What is required:
Find how many lines of the listing include the string "EGFR", and report only that figure.

Data in this exercise:

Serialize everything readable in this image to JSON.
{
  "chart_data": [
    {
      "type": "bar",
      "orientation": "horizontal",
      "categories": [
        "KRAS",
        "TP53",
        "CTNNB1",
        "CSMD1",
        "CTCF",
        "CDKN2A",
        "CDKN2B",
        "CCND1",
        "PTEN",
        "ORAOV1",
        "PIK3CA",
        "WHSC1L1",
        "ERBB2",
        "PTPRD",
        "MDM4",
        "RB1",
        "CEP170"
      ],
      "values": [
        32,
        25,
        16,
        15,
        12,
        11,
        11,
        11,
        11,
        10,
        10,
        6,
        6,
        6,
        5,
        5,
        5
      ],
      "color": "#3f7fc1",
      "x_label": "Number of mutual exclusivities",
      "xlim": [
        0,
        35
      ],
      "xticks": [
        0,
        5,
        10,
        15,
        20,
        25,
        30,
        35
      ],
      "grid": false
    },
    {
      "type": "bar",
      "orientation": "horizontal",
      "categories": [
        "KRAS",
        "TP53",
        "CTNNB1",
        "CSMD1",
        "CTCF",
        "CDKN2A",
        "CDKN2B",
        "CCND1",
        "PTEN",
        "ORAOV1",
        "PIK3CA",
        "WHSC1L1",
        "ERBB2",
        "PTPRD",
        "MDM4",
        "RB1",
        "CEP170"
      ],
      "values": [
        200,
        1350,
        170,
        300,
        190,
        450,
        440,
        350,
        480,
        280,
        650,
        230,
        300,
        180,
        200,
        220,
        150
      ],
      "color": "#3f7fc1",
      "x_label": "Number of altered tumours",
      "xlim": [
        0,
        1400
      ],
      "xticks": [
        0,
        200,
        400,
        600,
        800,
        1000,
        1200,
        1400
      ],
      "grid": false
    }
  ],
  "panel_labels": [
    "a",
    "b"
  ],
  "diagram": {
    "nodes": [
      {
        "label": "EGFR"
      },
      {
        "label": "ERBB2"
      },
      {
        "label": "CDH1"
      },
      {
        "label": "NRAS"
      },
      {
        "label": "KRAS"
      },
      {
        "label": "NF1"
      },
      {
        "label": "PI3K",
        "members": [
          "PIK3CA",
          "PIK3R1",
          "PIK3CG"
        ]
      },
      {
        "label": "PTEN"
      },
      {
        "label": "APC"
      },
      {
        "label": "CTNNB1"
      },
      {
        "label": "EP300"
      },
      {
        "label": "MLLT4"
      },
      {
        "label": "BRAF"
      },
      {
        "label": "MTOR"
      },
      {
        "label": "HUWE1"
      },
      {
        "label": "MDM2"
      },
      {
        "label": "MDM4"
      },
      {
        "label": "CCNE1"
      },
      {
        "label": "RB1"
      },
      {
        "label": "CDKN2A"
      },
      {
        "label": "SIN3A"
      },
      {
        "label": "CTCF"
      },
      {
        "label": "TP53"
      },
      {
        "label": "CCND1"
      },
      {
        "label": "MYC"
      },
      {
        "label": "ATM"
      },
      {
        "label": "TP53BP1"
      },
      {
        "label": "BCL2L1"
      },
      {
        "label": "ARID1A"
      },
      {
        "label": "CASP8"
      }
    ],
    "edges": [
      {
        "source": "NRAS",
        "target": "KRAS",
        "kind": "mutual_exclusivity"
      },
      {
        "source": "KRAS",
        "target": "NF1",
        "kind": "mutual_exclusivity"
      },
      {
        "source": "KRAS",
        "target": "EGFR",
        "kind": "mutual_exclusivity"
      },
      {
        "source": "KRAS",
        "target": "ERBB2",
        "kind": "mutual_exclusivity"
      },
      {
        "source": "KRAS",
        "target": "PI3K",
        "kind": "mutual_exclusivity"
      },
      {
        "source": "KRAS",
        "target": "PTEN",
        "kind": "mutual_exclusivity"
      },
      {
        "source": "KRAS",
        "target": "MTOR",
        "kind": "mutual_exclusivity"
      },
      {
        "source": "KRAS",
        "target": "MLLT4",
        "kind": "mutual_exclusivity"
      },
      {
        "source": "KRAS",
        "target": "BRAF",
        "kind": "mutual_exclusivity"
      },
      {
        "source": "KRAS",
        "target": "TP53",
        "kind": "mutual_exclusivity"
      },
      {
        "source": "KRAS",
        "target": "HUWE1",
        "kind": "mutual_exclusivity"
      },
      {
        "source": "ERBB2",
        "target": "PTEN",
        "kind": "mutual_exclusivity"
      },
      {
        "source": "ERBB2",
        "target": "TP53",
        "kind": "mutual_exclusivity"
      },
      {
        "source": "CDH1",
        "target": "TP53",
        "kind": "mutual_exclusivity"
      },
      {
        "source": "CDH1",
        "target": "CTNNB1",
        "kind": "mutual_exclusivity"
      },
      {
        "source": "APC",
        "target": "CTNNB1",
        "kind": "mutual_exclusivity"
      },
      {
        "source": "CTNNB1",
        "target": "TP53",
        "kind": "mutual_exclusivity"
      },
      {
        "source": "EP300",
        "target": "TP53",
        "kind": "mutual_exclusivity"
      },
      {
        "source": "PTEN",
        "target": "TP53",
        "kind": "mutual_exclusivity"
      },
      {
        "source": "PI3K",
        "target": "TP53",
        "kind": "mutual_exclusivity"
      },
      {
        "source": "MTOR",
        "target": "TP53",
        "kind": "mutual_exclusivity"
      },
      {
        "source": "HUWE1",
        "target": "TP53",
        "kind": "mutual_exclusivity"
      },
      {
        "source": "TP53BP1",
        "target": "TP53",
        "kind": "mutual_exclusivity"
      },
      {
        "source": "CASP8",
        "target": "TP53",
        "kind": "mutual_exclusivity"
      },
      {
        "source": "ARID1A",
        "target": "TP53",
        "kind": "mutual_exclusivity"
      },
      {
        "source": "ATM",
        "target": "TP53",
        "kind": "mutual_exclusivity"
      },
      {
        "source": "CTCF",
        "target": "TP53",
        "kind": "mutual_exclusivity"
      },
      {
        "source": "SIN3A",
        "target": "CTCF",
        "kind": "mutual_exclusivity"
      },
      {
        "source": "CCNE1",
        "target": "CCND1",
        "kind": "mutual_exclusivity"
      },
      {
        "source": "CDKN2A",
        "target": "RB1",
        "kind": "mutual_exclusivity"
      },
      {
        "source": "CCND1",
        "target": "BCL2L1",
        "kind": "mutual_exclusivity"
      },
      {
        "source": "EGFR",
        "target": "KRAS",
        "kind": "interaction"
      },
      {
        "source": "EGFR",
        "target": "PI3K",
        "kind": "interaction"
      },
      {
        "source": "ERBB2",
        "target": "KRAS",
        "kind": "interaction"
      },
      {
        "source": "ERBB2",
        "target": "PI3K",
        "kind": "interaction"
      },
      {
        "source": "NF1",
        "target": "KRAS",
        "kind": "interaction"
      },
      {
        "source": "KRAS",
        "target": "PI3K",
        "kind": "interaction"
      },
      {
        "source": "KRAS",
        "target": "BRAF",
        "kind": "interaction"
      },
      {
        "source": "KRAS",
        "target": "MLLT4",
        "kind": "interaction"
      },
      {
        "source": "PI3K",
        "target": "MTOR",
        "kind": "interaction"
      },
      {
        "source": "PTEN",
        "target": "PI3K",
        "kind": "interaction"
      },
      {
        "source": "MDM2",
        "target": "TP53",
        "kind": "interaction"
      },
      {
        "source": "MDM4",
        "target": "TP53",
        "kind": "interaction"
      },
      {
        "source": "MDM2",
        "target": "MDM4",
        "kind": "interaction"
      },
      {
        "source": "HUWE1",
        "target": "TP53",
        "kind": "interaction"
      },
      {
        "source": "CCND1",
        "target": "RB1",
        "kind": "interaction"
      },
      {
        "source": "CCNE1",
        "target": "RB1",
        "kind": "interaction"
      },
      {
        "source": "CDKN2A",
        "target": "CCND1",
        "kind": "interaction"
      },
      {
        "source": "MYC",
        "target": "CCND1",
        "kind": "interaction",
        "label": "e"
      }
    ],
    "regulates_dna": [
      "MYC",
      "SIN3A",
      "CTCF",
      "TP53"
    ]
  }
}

Solution to this exercise:
4